- [What you are asked to do]: Write out the entire listing below exactly, with the pictures left out.

"""

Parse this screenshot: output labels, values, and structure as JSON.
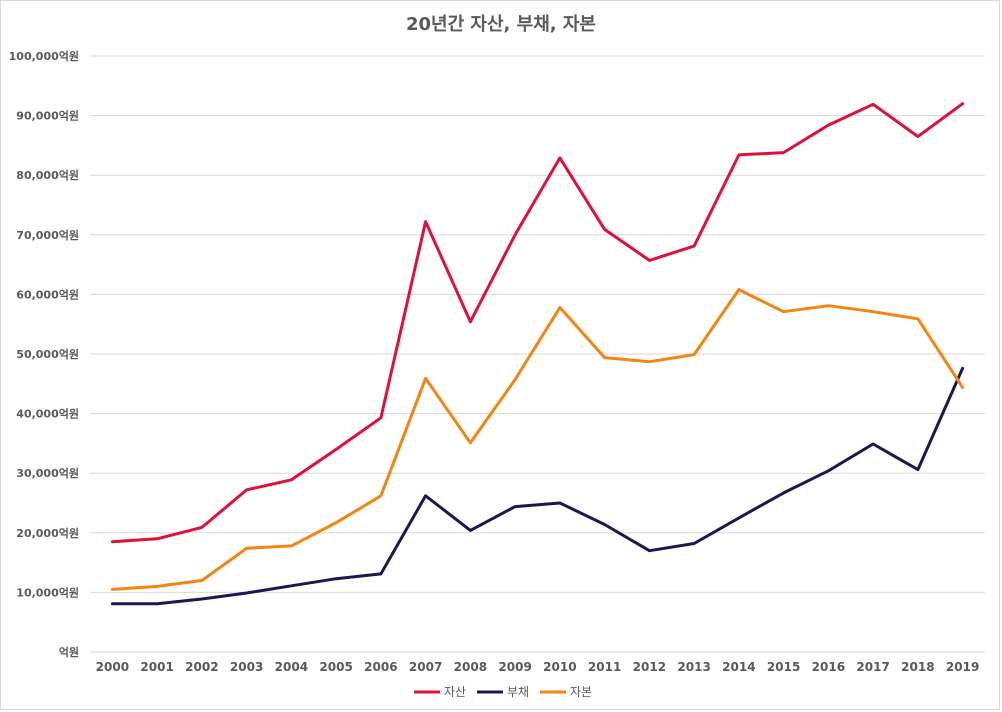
{
  "chart_data": {
    "type": "line",
    "title": "20년간 자산, 부채, 자본",
    "xlabel": "",
    "ylabel": "",
    "ylim": [
      0,
      100000
    ],
    "y_ticks": [
      {
        "value": 0,
        "label": "억원"
      },
      {
        "value": 10000,
        "label": "10,000억원"
      },
      {
        "value": 20000,
        "label": "20,000억원"
      },
      {
        "value": 30000,
        "label": "30,000억원"
      },
      {
        "value": 40000,
        "label": "40,000억원"
      },
      {
        "value": 50000,
        "label": "50,000억원"
      },
      {
        "value": 60000,
        "label": "60,000억원"
      },
      {
        "value": 70000,
        "label": "70,000억원"
      },
      {
        "value": 80000,
        "label": "80,000억원"
      },
      {
        "value": 90000,
        "label": "90,000억원"
      },
      {
        "value": 100000,
        "label": "100,000억원"
      }
    ],
    "categories": [
      "2000",
      "2001",
      "2002",
      "2003",
      "2004",
      "2005",
      "2006",
      "2007",
      "2008",
      "2009",
      "2010",
      "2011",
      "2012",
      "2013",
      "2014",
      "2015",
      "2016",
      "2017",
      "2018",
      "2019"
    ],
    "grid": true,
    "legend_position": "bottom",
    "series": [
      {
        "name": "자산",
        "color": "#e0103a",
        "values": [
          18500,
          19000,
          20900,
          27200,
          28900,
          34000,
          39300,
          72200,
          55400,
          70000,
          82900,
          70900,
          65700,
          68100,
          83400,
          83800,
          88400,
          91900,
          86500,
          92000
        ]
      },
      {
        "name": "부채",
        "color": "#1e1654",
        "values": [
          8100,
          8100,
          8900,
          9900,
          11100,
          12300,
          13100,
          26200,
          20400,
          24400,
          25000,
          21400,
          17000,
          18200,
          22500,
          26700,
          30400,
          34900,
          30600,
          47600
        ]
      },
      {
        "name": "자본",
        "color": "#f5850f",
        "values": [
          10500,
          11000,
          12000,
          17400,
          17800,
          21700,
          26200,
          45900,
          35100,
          45700,
          57800,
          49400,
          48700,
          49900,
          60800,
          57100,
          58100,
          57100,
          55900,
          44400
        ]
      }
    ]
  }
}
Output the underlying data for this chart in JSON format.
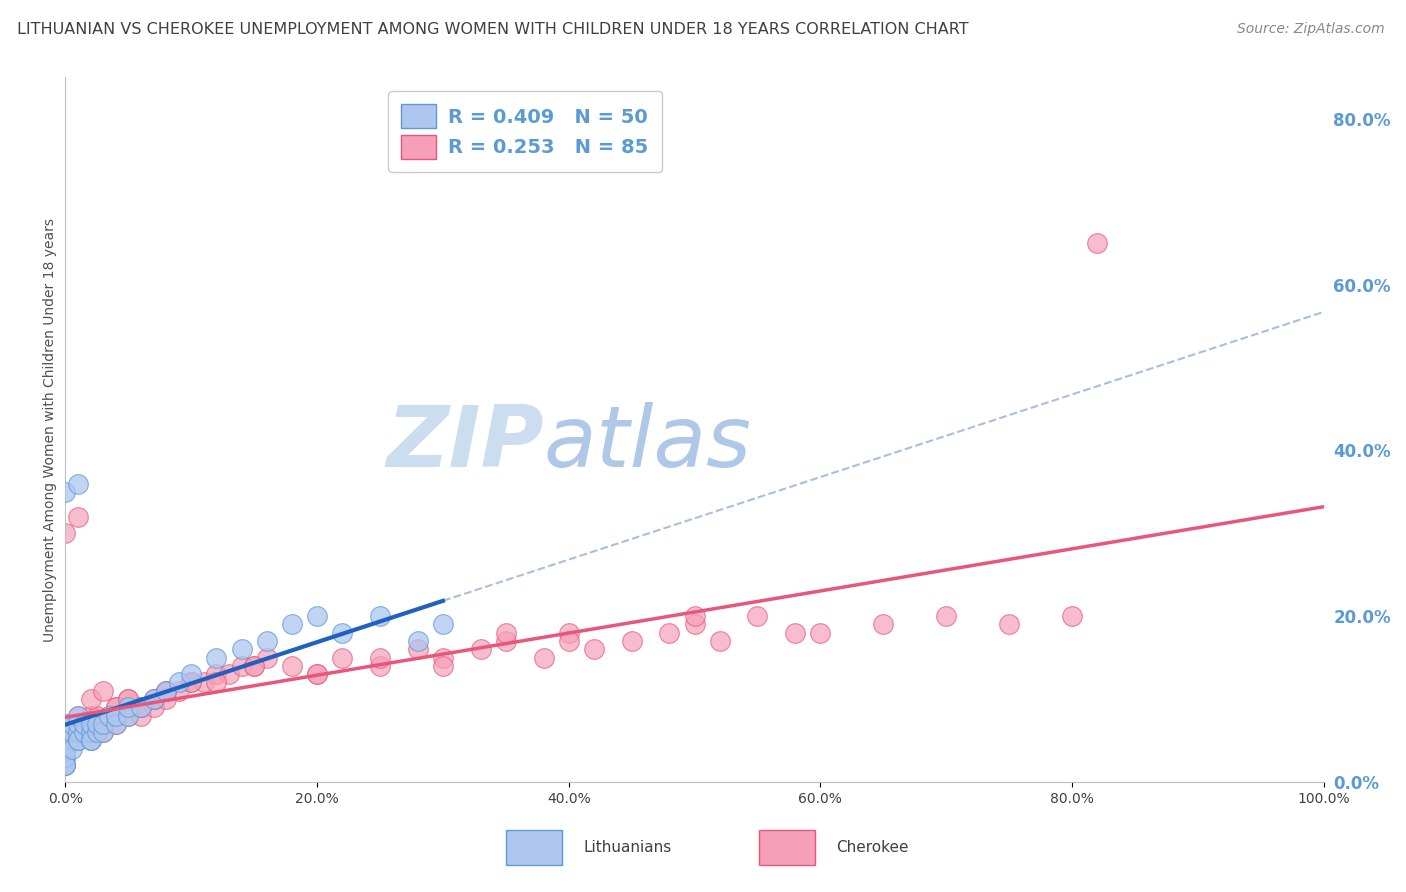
{
  "title": "LITHUANIAN VS CHEROKEE UNEMPLOYMENT AMONG WOMEN WITH CHILDREN UNDER 18 YEARS CORRELATION CHART",
  "source": "Source: ZipAtlas.com",
  "ylabel": "Unemployment Among Women with Children Under 18 years",
  "xlim": [
    0,
    1.0
  ],
  "ylim": [
    0,
    0.85
  ],
  "legend_r1": "R = 0.409   N = 50",
  "legend_r2": "R = 0.253   N = 85",
  "color_lit_face": "#aec6f0",
  "color_lit_edge": "#5b9bd5",
  "color_cher_face": "#f5a0b8",
  "color_cher_edge": "#e8567a",
  "color_lit_line": "#2060c0",
  "color_cher_line": "#e8567a",
  "color_dashed_line": "#a0b8d8",
  "watermark_zip": "ZIP",
  "watermark_atlas": "atlas",
  "watermark_color": "#ccddf0",
  "background_color": "#ffffff",
  "grid_color": "#e0e0e0",
  "title_color": "#404040",
  "right_tick_color": "#5b9bd5",
  "legend_text_color": "#5b9bd5",
  "seed": 42,
  "lit_x_raw": [
    0.0,
    0.0,
    0.0,
    0.0,
    0.0,
    0.0,
    0.0,
    0.0,
    0.0,
    0.0,
    0.005,
    0.005,
    0.005,
    0.005,
    0.01,
    0.01,
    0.01,
    0.01,
    0.01,
    0.015,
    0.015,
    0.02,
    0.02,
    0.02,
    0.02,
    0.025,
    0.025,
    0.03,
    0.03,
    0.035,
    0.04,
    0.04,
    0.05,
    0.05,
    0.06,
    0.07,
    0.08,
    0.09,
    0.1,
    0.12,
    0.14,
    0.16,
    0.18,
    0.2,
    0.22,
    0.25,
    0.28,
    0.3,
    0.0,
    0.01
  ],
  "lit_y_raw": [
    0.02,
    0.03,
    0.04,
    0.05,
    0.06,
    0.07,
    0.05,
    0.04,
    0.03,
    0.02,
    0.05,
    0.06,
    0.07,
    0.04,
    0.05,
    0.06,
    0.07,
    0.08,
    0.05,
    0.06,
    0.07,
    0.05,
    0.06,
    0.07,
    0.05,
    0.06,
    0.07,
    0.06,
    0.07,
    0.08,
    0.07,
    0.08,
    0.08,
    0.09,
    0.09,
    0.1,
    0.11,
    0.12,
    0.13,
    0.15,
    0.16,
    0.17,
    0.19,
    0.2,
    0.18,
    0.2,
    0.17,
    0.19,
    0.35,
    0.36
  ],
  "cher_x_raw": [
    0.0,
    0.0,
    0.0,
    0.0,
    0.0,
    0.0,
    0.0,
    0.0,
    0.0,
    0.0,
    0.005,
    0.005,
    0.005,
    0.01,
    0.01,
    0.01,
    0.015,
    0.015,
    0.02,
    0.02,
    0.02,
    0.025,
    0.025,
    0.03,
    0.03,
    0.035,
    0.04,
    0.04,
    0.05,
    0.05,
    0.06,
    0.06,
    0.07,
    0.07,
    0.08,
    0.08,
    0.09,
    0.1,
    0.11,
    0.12,
    0.13,
    0.14,
    0.15,
    0.16,
    0.18,
    0.2,
    0.22,
    0.25,
    0.28,
    0.3,
    0.33,
    0.35,
    0.38,
    0.4,
    0.42,
    0.45,
    0.48,
    0.5,
    0.52,
    0.55,
    0.58,
    0.6,
    0.65,
    0.7,
    0.75,
    0.8,
    0.0,
    0.01,
    0.02,
    0.03,
    0.04,
    0.05,
    0.06,
    0.07,
    0.08,
    0.1,
    0.12,
    0.15,
    0.2,
    0.25,
    0.3,
    0.35,
    0.4,
    0.5,
    0.82
  ],
  "cher_y_raw": [
    0.02,
    0.03,
    0.04,
    0.05,
    0.06,
    0.07,
    0.03,
    0.04,
    0.05,
    0.06,
    0.05,
    0.06,
    0.07,
    0.05,
    0.07,
    0.08,
    0.06,
    0.07,
    0.05,
    0.06,
    0.08,
    0.07,
    0.08,
    0.06,
    0.07,
    0.08,
    0.07,
    0.09,
    0.08,
    0.1,
    0.08,
    0.09,
    0.09,
    0.1,
    0.1,
    0.11,
    0.11,
    0.12,
    0.12,
    0.13,
    0.13,
    0.14,
    0.14,
    0.15,
    0.14,
    0.13,
    0.15,
    0.14,
    0.16,
    0.15,
    0.16,
    0.17,
    0.15,
    0.18,
    0.16,
    0.17,
    0.18,
    0.19,
    0.17,
    0.2,
    0.18,
    0.18,
    0.19,
    0.2,
    0.19,
    0.2,
    0.3,
    0.32,
    0.1,
    0.11,
    0.09,
    0.1,
    0.09,
    0.1,
    0.11,
    0.12,
    0.12,
    0.14,
    0.13,
    0.15,
    0.14,
    0.18,
    0.17,
    0.2,
    0.65
  ]
}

"""

- [The reply]:
Parse this screenshot: output labels, values, and structure as JSON.
{
  "chart_data": {
    "type": "line",
    "title": "20년간 자산, 부채, 자본",
    "xlabel": "",
    "ylabel": "",
    "ylim": [
      0,
      100000
    ],
    "y_ticks": [
      {
        "value": 0,
        "label": "억원"
      },
      {
        "value": 10000,
        "label": "10,000억원"
      },
      {
        "value": 20000,
        "label": "20,000억원"
      },
      {
        "value": 30000,
        "label": "30,000억원"
      },
      {
        "value": 40000,
        "label": "40,000억원"
      },
      {
        "value": 50000,
        "label": "50,000억원"
      },
      {
        "value": 60000,
        "label": "60,000억원"
      },
      {
        "value": 70000,
        "label": "70,000억원"
      },
      {
        "value": 80000,
        "label": "80,000억원"
      },
      {
        "value": 90000,
        "label": "90,000억원"
      },
      {
        "value": 100000,
        "label": "100,000억원"
      }
    ],
    "categories": [
      "2000",
      "2001",
      "2002",
      "2003",
      "2004",
      "2005",
      "2006",
      "2007",
      "2008",
      "2009",
      "2010",
      "2011",
      "2012",
      "2013",
      "2014",
      "2015",
      "2016",
      "2017",
      "2018",
      "2019"
    ],
    "grid": true,
    "legend_position": "bottom",
    "series": [
      {
        "name": "자산",
        "color": "#e0103a",
        "values": [
          18500,
          19000,
          20900,
          27200,
          28900,
          34000,
          39300,
          72200,
          55400,
          70000,
          82900,
          70900,
          65700,
          68100,
          83400,
          83800,
          88400,
          91900,
          86500,
          92000
        ]
      },
      {
        "name": "부채",
        "color": "#1e1654",
        "values": [
          8100,
          8100,
          8900,
          9900,
          11100,
          12300,
          13100,
          26200,
          20400,
          24400,
          25000,
          21400,
          17000,
          18200,
          22500,
          26700,
          30400,
          34900,
          30600,
          47600
        ]
      },
      {
        "name": "자본",
        "color": "#f5850f",
        "values": [
          10500,
          11000,
          12000,
          17400,
          17800,
          21700,
          26200,
          45900,
          35100,
          45700,
          57800,
          49400,
          48700,
          49900,
          60800,
          57100,
          58100,
          57100,
          55900,
          44400
        ]
      }
    ]
  }
}
Output the underlying data for this chart in JSON format.
{
  "title": "LITHUANIAN VS CHEROKEE UNEMPLOYMENT AMONG WOMEN WITH CHILDREN UNDER 18 YEARS CORRELATION CHART",
  "source": "Source: ZipAtlas.com",
  "ylabel": "Unemployment Among Women with Children Under 18 years",
  "xlim": [
    0,
    1.0
  ],
  "ylim": [
    0,
    0.85
  ],
  "legend_r1": "R = 0.409   N = 50",
  "legend_r2": "R = 0.253   N = 85",
  "color_lit_face": "#aec6f0",
  "color_lit_edge": "#5b9bd5",
  "color_cher_face": "#f5a0b8",
  "color_cher_edge": "#e8567a",
  "color_lit_line": "#2060c0",
  "color_cher_line": "#e8567a",
  "color_dashed_line": "#a0b8d8",
  "watermark_zip": "ZIP",
  "watermark_atlas": "atlas",
  "watermark_color": "#ccddf0",
  "background_color": "#ffffff",
  "grid_color": "#e0e0e0",
  "title_color": "#404040",
  "right_tick_color": "#5b9bd5",
  "legend_text_color": "#5b9bd5",
  "seed": 42,
  "lit_x_raw": [
    0.0,
    0.0,
    0.0,
    0.0,
    0.0,
    0.0,
    0.0,
    0.0,
    0.0,
    0.0,
    0.005,
    0.005,
    0.005,
    0.005,
    0.01,
    0.01,
    0.01,
    0.01,
    0.01,
    0.015,
    0.015,
    0.02,
    0.02,
    0.02,
    0.02,
    0.025,
    0.025,
    0.03,
    0.03,
    0.035,
    0.04,
    0.04,
    0.05,
    0.05,
    0.06,
    0.07,
    0.08,
    0.09,
    0.1,
    0.12,
    0.14,
    0.16,
    0.18,
    0.2,
    0.22,
    0.25,
    0.28,
    0.3,
    0.0,
    0.01
  ],
  "lit_y_raw": [
    0.02,
    0.03,
    0.04,
    0.05,
    0.06,
    0.07,
    0.05,
    0.04,
    0.03,
    0.02,
    0.05,
    0.06,
    0.07,
    0.04,
    0.05,
    0.06,
    0.07,
    0.08,
    0.05,
    0.06,
    0.07,
    0.05,
    0.06,
    0.07,
    0.05,
    0.06,
    0.07,
    0.06,
    0.07,
    0.08,
    0.07,
    0.08,
    0.08,
    0.09,
    0.09,
    0.1,
    0.11,
    0.12,
    0.13,
    0.15,
    0.16,
    0.17,
    0.19,
    0.2,
    0.18,
    0.2,
    0.17,
    0.19,
    0.35,
    0.36
  ],
  "cher_x_raw": [
    0.0,
    0.0,
    0.0,
    0.0,
    0.0,
    0.0,
    0.0,
    0.0,
    0.0,
    0.0,
    0.005,
    0.005,
    0.005,
    0.01,
    0.01,
    0.01,
    0.015,
    0.015,
    0.02,
    0.02,
    0.02,
    0.025,
    0.025,
    0.03,
    0.03,
    0.035,
    0.04,
    0.04,
    0.05,
    0.05,
    0.06,
    0.06,
    0.07,
    0.07,
    0.08,
    0.08,
    0.09,
    0.1,
    0.11,
    0.12,
    0.13,
    0.14,
    0.15,
    0.16,
    0.18,
    0.2,
    0.22,
    0.25,
    0.28,
    0.3,
    0.33,
    0.35,
    0.38,
    0.4,
    0.42,
    0.45,
    0.48,
    0.5,
    0.52,
    0.55,
    0.58,
    0.6,
    0.65,
    0.7,
    0.75,
    0.8,
    0.0,
    0.01,
    0.02,
    0.03,
    0.04,
    0.05,
    0.06,
    0.07,
    0.08,
    0.1,
    0.12,
    0.15,
    0.2,
    0.25,
    0.3,
    0.35,
    0.4,
    0.5,
    0.82
  ],
  "cher_y_raw": [
    0.02,
    0.03,
    0.04,
    0.05,
    0.06,
    0.07,
    0.03,
    0.04,
    0.05,
    0.06,
    0.05,
    0.06,
    0.07,
    0.05,
    0.07,
    0.08,
    0.06,
    0.07,
    0.05,
    0.06,
    0.08,
    0.07,
    0.08,
    0.06,
    0.07,
    0.08,
    0.07,
    0.09,
    0.08,
    0.1,
    0.08,
    0.09,
    0.09,
    0.1,
    0.1,
    0.11,
    0.11,
    0.12,
    0.12,
    0.13,
    0.13,
    0.14,
    0.14,
    0.15,
    0.14,
    0.13,
    0.15,
    0.14,
    0.16,
    0.15,
    0.16,
    0.17,
    0.15,
    0.18,
    0.16,
    0.17,
    0.18,
    0.19,
    0.17,
    0.2,
    0.18,
    0.18,
    0.19,
    0.2,
    0.19,
    0.2,
    0.3,
    0.32,
    0.1,
    0.11,
    0.09,
    0.1,
    0.09,
    0.1,
    0.11,
    0.12,
    0.12,
    0.14,
    0.13,
    0.15,
    0.14,
    0.18,
    0.17,
    0.2,
    0.65
  ]
}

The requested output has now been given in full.